Region and label listings

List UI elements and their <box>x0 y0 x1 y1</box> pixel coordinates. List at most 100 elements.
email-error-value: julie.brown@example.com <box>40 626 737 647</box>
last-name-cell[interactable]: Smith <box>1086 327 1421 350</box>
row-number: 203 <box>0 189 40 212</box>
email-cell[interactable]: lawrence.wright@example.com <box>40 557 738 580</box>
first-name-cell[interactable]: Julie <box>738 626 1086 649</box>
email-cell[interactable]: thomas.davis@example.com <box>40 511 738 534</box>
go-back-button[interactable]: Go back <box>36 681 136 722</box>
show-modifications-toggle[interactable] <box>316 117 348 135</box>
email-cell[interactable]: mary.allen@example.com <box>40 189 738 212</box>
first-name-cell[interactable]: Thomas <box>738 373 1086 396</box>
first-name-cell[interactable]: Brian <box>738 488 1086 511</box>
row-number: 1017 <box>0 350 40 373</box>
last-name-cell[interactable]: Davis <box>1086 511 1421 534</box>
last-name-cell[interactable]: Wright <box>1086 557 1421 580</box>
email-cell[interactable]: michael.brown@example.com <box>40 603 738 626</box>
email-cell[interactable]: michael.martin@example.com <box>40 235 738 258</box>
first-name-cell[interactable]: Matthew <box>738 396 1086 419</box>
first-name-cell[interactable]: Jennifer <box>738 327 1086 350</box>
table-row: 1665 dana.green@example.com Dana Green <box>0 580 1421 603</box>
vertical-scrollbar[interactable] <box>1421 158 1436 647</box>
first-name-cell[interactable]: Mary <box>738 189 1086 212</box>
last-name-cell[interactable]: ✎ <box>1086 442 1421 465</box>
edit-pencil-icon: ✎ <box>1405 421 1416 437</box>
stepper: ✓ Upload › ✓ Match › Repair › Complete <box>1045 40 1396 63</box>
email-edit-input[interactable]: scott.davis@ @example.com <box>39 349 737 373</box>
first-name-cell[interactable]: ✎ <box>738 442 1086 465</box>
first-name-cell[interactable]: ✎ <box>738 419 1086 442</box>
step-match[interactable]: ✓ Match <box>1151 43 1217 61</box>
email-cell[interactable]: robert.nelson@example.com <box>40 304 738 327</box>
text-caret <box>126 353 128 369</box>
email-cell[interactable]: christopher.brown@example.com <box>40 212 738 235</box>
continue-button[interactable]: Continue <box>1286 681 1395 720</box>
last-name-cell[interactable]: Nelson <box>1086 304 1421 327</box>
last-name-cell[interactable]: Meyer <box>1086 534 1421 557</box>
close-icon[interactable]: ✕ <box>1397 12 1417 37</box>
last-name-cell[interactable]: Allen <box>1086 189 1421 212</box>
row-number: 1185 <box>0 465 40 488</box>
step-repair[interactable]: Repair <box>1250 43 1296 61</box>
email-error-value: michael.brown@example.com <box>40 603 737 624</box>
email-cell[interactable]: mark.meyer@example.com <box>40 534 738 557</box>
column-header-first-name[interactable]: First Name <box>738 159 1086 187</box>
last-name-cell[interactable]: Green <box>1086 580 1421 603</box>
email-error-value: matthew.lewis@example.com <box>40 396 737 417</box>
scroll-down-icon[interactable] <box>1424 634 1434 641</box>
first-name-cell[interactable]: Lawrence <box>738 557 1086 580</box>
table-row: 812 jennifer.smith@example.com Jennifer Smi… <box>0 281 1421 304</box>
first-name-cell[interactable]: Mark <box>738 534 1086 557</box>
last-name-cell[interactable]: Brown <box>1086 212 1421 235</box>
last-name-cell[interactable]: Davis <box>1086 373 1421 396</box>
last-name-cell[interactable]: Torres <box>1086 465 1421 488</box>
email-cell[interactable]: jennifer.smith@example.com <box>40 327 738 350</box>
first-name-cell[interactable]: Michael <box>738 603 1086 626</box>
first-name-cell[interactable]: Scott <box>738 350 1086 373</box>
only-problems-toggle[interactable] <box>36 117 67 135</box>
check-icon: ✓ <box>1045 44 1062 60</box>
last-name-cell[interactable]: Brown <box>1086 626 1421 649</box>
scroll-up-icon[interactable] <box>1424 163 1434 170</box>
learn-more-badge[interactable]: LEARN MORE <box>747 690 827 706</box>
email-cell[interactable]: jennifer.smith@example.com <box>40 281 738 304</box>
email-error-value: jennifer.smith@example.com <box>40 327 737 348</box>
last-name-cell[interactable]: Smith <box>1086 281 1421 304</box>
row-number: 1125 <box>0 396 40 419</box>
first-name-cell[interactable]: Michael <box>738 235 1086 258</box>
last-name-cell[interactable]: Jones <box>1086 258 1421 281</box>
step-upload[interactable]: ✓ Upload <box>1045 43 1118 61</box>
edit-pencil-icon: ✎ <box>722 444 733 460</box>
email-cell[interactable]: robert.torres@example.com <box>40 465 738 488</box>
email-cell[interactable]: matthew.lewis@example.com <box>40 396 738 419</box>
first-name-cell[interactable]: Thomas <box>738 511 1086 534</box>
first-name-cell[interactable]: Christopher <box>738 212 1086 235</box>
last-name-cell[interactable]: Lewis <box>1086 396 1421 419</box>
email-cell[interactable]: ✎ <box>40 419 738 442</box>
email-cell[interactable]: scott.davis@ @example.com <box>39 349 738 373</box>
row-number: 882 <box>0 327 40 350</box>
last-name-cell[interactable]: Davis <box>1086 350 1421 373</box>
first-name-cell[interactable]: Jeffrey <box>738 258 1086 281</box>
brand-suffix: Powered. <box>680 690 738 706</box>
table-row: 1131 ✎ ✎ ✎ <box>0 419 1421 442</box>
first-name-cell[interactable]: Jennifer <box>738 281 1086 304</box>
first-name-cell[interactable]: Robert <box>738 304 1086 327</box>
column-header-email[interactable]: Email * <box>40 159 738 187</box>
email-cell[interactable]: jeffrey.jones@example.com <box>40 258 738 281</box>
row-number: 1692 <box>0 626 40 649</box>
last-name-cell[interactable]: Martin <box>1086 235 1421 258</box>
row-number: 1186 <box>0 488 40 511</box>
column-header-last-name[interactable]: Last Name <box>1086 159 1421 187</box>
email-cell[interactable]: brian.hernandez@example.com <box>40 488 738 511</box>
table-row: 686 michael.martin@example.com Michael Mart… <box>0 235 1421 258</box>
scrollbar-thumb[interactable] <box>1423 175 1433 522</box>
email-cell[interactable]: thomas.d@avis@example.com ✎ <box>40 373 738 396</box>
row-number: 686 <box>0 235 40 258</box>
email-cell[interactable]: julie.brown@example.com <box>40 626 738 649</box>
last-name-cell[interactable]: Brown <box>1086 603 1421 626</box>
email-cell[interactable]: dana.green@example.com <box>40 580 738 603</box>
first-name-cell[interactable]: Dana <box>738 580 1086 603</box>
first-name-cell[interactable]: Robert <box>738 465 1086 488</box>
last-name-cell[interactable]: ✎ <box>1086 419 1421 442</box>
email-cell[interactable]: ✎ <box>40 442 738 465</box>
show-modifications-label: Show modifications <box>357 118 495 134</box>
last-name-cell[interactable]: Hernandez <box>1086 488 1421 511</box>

## TASK BRIEF
Can you pull out the lines of the material from its very first line through the line containing "go-back-button[interactable]: Go back", both included, and reproduce them without any change?

## RESULT OF THIS EXERCISE
List UI elements and their <box>x0 y0 x1 y1</box> pixel coordinates. List at most 100 elements.
email-error-value: julie.brown@example.com <box>40 626 737 647</box>
last-name-cell[interactable]: Smith <box>1086 327 1421 350</box>
row-number: 203 <box>0 189 40 212</box>
email-cell[interactable]: lawrence.wright@example.com <box>40 557 738 580</box>
first-name-cell[interactable]: Julie <box>738 626 1086 649</box>
email-cell[interactable]: thomas.davis@example.com <box>40 511 738 534</box>
go-back-button[interactable]: Go back <box>36 681 136 722</box>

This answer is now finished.